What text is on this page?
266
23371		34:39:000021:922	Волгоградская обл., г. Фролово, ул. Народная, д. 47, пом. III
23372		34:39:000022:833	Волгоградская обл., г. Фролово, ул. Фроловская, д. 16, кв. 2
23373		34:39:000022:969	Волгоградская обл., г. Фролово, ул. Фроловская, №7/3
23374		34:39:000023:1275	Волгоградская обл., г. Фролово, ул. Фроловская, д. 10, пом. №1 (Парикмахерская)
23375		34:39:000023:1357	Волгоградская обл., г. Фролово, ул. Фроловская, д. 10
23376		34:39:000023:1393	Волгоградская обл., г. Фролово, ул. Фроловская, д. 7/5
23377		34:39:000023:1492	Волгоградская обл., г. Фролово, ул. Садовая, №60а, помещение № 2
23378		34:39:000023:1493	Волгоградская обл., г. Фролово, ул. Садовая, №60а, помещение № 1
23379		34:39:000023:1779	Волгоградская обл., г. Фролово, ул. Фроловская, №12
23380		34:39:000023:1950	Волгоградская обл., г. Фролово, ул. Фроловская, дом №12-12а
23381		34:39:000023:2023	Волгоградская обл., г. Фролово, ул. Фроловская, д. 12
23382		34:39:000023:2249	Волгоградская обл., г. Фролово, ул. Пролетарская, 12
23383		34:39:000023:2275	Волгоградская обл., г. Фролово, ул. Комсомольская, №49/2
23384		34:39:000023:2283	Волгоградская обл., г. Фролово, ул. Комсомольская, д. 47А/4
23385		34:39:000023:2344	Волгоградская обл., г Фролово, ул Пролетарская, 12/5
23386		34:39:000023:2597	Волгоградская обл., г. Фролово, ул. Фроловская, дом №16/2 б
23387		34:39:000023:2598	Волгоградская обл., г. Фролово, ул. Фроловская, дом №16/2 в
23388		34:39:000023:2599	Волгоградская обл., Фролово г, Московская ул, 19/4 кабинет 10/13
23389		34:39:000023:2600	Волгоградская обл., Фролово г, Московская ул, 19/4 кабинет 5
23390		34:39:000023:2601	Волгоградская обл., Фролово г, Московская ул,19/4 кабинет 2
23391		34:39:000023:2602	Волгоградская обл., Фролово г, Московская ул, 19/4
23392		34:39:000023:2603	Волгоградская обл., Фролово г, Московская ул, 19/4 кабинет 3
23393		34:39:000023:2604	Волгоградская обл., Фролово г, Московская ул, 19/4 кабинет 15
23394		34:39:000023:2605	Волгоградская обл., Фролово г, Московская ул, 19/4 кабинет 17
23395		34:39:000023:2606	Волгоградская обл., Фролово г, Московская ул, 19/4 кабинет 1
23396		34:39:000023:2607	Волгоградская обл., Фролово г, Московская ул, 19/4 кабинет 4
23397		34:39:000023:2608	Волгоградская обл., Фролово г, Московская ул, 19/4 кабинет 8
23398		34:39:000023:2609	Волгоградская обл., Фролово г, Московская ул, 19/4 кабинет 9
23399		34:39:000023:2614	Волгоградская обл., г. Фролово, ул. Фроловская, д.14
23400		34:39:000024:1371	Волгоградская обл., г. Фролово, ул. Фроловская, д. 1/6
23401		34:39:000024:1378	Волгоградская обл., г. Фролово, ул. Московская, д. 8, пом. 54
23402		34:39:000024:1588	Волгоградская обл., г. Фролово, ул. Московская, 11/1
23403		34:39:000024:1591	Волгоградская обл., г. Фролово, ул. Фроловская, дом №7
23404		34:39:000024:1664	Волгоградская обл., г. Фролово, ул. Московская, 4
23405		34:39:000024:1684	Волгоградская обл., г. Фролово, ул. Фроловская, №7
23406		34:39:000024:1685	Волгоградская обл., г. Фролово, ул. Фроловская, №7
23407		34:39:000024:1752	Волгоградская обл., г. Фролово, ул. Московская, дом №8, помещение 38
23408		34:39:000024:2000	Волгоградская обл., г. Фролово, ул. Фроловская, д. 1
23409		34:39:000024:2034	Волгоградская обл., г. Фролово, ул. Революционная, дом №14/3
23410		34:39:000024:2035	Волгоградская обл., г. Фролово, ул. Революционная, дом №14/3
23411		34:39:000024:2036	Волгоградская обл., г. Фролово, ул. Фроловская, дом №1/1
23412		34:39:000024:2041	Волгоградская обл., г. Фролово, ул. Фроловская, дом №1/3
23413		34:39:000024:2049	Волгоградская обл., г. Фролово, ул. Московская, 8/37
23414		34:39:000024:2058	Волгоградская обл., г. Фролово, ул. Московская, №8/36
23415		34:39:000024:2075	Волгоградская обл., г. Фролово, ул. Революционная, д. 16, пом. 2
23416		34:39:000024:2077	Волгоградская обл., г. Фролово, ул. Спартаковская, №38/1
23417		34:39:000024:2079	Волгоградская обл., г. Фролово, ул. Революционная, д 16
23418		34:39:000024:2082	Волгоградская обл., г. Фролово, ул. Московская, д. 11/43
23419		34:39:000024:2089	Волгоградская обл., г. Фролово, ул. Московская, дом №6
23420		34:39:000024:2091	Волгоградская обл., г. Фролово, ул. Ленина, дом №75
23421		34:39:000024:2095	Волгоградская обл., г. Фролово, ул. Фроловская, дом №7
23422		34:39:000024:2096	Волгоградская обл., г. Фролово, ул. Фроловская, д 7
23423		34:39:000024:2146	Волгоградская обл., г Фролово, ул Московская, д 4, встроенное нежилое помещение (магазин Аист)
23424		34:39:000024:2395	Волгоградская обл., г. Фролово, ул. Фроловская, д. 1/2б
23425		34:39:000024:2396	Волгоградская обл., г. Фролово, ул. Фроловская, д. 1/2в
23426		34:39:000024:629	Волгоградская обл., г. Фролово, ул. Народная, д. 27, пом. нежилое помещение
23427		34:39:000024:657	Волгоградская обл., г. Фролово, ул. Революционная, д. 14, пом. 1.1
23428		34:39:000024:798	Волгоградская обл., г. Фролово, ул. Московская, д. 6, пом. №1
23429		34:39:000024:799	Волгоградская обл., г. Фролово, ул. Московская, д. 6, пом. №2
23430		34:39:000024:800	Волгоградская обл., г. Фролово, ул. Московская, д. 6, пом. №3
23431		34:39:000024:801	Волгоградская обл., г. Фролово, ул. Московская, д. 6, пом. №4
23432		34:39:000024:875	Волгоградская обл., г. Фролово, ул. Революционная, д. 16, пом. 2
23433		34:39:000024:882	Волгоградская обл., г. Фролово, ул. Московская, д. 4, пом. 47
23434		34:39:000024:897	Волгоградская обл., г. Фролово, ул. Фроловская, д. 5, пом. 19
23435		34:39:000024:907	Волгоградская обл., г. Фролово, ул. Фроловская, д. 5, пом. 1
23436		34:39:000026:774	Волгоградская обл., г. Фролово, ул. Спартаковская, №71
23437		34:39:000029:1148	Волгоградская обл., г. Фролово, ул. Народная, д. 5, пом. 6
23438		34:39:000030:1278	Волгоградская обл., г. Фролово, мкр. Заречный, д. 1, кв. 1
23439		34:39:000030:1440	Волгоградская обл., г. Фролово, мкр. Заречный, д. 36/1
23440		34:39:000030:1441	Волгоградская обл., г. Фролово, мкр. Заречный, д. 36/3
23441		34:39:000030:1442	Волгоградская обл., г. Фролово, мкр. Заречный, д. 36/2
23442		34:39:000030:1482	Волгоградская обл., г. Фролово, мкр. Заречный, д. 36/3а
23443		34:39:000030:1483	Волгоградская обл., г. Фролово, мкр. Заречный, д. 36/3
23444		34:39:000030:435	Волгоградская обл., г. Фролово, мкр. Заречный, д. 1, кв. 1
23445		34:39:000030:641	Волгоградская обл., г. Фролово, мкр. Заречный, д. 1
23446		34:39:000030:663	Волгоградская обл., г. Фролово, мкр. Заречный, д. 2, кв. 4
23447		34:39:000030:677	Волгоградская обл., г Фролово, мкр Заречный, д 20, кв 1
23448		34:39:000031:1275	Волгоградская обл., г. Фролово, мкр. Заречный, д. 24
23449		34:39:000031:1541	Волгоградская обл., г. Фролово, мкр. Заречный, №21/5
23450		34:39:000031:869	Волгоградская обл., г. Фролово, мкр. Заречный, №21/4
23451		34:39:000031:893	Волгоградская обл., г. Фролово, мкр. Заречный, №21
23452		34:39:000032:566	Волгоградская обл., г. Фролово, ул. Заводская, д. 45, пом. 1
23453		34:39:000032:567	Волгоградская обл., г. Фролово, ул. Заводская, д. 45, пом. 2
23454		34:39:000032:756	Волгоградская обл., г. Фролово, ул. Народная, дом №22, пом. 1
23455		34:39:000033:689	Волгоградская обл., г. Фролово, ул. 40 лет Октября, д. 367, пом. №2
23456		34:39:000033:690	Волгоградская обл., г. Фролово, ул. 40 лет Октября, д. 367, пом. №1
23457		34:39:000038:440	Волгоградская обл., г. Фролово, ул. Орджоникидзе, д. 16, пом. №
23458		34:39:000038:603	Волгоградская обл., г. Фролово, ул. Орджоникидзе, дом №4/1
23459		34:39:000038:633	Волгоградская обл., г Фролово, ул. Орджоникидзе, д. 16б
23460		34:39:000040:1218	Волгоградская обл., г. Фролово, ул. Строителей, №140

Instructions for the task -
What is the number of lines in the records that contain the word "Пролетарская"? Answer with the number and nothing else.

Exercise output -
2